GOAL OF THE EXERCISE :: In full and without alteration, repeat the material.

WORKING DATA ::
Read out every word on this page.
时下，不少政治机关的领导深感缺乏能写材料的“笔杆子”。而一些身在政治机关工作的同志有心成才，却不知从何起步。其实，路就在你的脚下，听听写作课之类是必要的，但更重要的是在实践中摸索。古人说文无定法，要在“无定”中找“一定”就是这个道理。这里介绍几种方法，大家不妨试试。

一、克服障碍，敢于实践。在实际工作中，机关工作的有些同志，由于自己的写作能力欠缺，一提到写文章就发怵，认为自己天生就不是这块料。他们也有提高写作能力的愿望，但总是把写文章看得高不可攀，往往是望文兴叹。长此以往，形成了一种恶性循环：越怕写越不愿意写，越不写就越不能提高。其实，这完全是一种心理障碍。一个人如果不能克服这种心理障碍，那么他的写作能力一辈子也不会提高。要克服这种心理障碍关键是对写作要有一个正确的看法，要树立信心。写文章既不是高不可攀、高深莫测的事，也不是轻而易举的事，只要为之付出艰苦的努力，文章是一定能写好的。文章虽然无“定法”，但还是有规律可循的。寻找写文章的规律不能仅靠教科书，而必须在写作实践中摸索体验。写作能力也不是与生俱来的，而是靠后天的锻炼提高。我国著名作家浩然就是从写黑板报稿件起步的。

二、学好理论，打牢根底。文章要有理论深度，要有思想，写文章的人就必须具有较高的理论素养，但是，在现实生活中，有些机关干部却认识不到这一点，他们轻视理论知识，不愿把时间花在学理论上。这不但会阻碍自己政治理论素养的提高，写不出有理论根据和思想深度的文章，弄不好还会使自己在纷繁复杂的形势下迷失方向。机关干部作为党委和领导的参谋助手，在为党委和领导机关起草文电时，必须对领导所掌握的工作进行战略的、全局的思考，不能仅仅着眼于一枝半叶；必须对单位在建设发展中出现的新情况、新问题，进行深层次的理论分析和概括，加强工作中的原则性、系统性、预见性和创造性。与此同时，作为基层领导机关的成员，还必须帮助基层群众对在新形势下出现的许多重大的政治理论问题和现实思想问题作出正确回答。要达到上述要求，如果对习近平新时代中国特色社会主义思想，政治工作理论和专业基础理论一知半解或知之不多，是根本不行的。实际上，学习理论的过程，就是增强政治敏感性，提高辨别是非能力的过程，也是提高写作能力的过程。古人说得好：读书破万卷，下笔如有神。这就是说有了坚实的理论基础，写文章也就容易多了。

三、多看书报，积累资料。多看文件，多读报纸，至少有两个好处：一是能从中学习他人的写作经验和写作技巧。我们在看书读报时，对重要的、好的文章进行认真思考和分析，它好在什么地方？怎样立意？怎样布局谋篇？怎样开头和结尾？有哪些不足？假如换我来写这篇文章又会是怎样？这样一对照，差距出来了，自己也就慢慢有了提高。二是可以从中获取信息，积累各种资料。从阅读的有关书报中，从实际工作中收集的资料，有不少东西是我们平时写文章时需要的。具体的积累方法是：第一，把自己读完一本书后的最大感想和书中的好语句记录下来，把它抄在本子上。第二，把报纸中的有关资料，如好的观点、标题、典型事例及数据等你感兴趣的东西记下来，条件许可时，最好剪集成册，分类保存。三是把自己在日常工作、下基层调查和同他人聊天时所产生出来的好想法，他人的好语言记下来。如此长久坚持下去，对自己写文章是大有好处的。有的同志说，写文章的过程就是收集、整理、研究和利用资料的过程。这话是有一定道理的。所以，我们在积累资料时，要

RESPONSE BELOW ::
Read out every word on this page.
时下，不少政治机关的领导深感缺乏能写材料的“笔杆子”。而一些身在政治机关工作的同志有心成才，却不知从何起步。其实，路就在你的脚下，听听写作课之类是必要的，但更重要的是在实践中摸索。古人说文无定法，要在“无定”中找“一定”就是这个道理。这里介绍几种方法，大家不妨试试。

一、克服障碍，敢于实践。在实际工作中，机关工作的有些同志，由于自己的写作能力欠缺，一提到写文章就发怵，认为自己天生就不是这块料。他们也有提高写作能力的愿望，但总是把写文章看得高不可攀，往往是望文兴叹。长此以往，形成了一种恶性循环：越怕写越不愿意写，越不写就越不能提高。其实，这完全是一种心理障碍。一个人如果不能克服这种心理障碍，那么他的写作能力一辈子也不会提高。要克服这种心理障碍关键是对写作要有一个正确的看法，要树立信心。写文章既不是高不可攀、高深莫测的事，也不是轻而易举的事，只要为之付出艰苦的努力，文章是一定能写好的。文章虽然无“定法”，但还是有规律可循的。寻找写文章的规律不能仅靠教科书，而必须在写作实践中摸索体验。写作能力也不是与生俱来的，而是靠后天的锻炼提高。我国著名作家浩然就是从写黑板报稿件起步的。

二、学好理论，打牢根底。文章要有理论深度，要有思想，写文章的人就必须具有较高的理论素养，但是，在现实生活中，有些机关干部却认识不到这一点，他们轻视理论知识，不愿把时间花在学理论上。这不但会阻碍自己政治理论素养的提高，写不出有理论根据和思想深度的文章，弄不好还会使自己在纷繁复杂的形势下迷失方向。机关干部作为党委和领导的参谋助手，在为党委和领导机关起草文电时，必须对领导所掌握的工作进行战略的、全局的思考，不能仅仅着眼于一枝半叶；必须对单位在建设发展中出现的新情况、新问题，进行深层次的理论分析和概括，加强工作中的原则性、系统性、预见性和创造性。与此同时，作为基层领导机关的成员，还必须帮助基层群众对在新形势下出现的许多重大的政治理论问题和现实思想问题作出正确回答。要达到上述要求，如果对习近平新时代中国特色社会主义思想，政治工作理论和专业基础理论一知半解或知之不多，是根本不行的。实际上，学习理论的过程，就是增强政治敏感性，提高辨别是非能力的过程，也是提高写作能力的过程。古人说得好：读书破万卷，下笔如有神。这就是说有了坚实的理论基础，写文章也就容易多了。

三、多看书报，积累资料。多看文件，多读报纸，至少有两个好处：一是能从中学习他人的写作经验和写作技巧。我们在看书读报时，对重要的、好的文章进行认真思考和分析，它好在什么地方？怎样立意？怎样布局谋篇？怎样开头和结尾？有哪些不足？假如换我来写这篇文章又会是怎样？这样一对照，差距出来了，自己也就慢慢有了提高。二是可以从中获取信息，积累各种资料。从阅读的有关书报中，从实际工作中收集的资料，有不少东西是我们平时写文章时需要的。具体的积累方法是：第一，把自己读完一本书后的最大感想和书中的好语句记录下来，把它抄在本子上。第二，把报纸中的有关资料，如好的观点、标题、典型事例及数据等你感兴趣的东西记下来，条件许可时，最好剪集成册，分类保存。三是把自己在日常工作、下基层调查和同他人聊天时所产生出来的好想法，他人的好语言记下来。如此长久坚持下去，对自己写文章是大有好处的。有的同志说，写文章的过程就是收集、整理、研究和利用资料的过程。这话是有一定道理的。所以，我们在积累资料时，要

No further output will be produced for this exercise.